◆ WHAT YOU SHOULD DO ◆
An exact copy of the records is required, minus the pictures they hold.

Dataset items:

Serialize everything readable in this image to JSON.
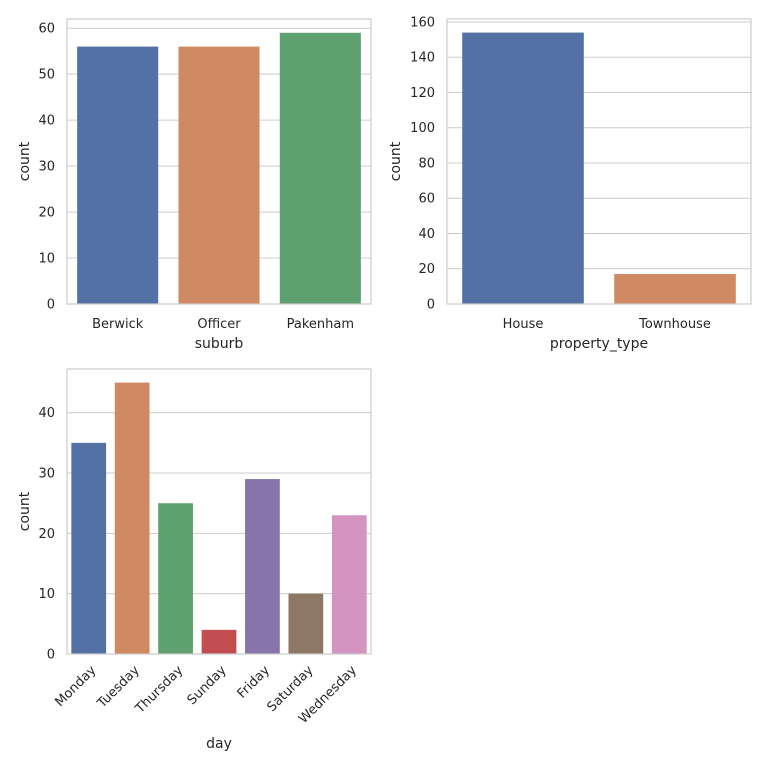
{
  "chart_data": [
    {
      "type": "bar",
      "categories": [
        "Berwick",
        "Officer",
        "Pakenham"
      ],
      "values": [
        56,
        56,
        59
      ],
      "colors": [
        "#5471a6",
        "#cf8a63",
        "#5fa06f"
      ],
      "xlabel": "suburb",
      "ylabel": "count",
      "ylim": [
        0,
        62
      ],
      "yticks": [
        0,
        10,
        20,
        30,
        40,
        50,
        60
      ],
      "grid": true
    },
    {
      "type": "bar",
      "categories": [
        "House",
        "Townhouse"
      ],
      "values": [
        154,
        17
      ],
      "colors": [
        "#5471a6",
        "#cf8a63"
      ],
      "xlabel": "property_type",
      "ylabel": "count",
      "ylim": [
        0,
        161.7
      ],
      "yticks": [
        0,
        20,
        40,
        60,
        80,
        100,
        120,
        140,
        160
      ],
      "grid": true
    },
    {
      "type": "bar",
      "categories": [
        "Monday",
        "Tuesday",
        "Thursday",
        "Sunday",
        "Friday",
        "Saturday",
        "Wednesday"
      ],
      "values": [
        35,
        45,
        25,
        4,
        29,
        10,
        23
      ],
      "colors": [
        "#5471a6",
        "#cf8a63",
        "#5fa06f",
        "#c24e52",
        "#8674aa",
        "#8d7866",
        "#d394c2"
      ],
      "xlabel": "day",
      "ylabel": "count",
      "ylim": [
        0,
        47.25
      ],
      "yticks": [
        0,
        10,
        20,
        30,
        40
      ],
      "xtick_rotation": 45,
      "grid": true
    }
  ]
}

◆ OUTPUT OF THE EXERCISE ◆
Serialize everything readable in this image to JSON.
{
  "chart_data": [
    {
      "type": "bar",
      "categories": [
        "Berwick",
        "Officer",
        "Pakenham"
      ],
      "values": [
        56,
        56,
        59
      ],
      "colors": [
        "#5471a6",
        "#cf8a63",
        "#5fa06f"
      ],
      "xlabel": "suburb",
      "ylabel": "count",
      "ylim": [
        0,
        62
      ],
      "yticks": [
        0,
        10,
        20,
        30,
        40,
        50,
        60
      ],
      "grid": true
    },
    {
      "type": "bar",
      "categories": [
        "House",
        "Townhouse"
      ],
      "values": [
        154,
        17
      ],
      "colors": [
        "#5471a6",
        "#cf8a63"
      ],
      "xlabel": "property_type",
      "ylabel": "count",
      "ylim": [
        0,
        161.7
      ],
      "yticks": [
        0,
        20,
        40,
        60,
        80,
        100,
        120,
        140,
        160
      ],
      "grid": true
    },
    {
      "type": "bar",
      "categories": [
        "Monday",
        "Tuesday",
        "Thursday",
        "Sunday",
        "Friday",
        "Saturday",
        "Wednesday"
      ],
      "values": [
        35,
        45,
        25,
        4,
        29,
        10,
        23
      ],
      "colors": [
        "#5471a6",
        "#cf8a63",
        "#5fa06f",
        "#c24e52",
        "#8674aa",
        "#8d7866",
        "#d394c2"
      ],
      "xlabel": "day",
      "ylabel": "count",
      "ylim": [
        0,
        47.25
      ],
      "yticks": [
        0,
        10,
        20,
        30,
        40
      ],
      "xtick_rotation": 45,
      "grid": true
    }
  ]
}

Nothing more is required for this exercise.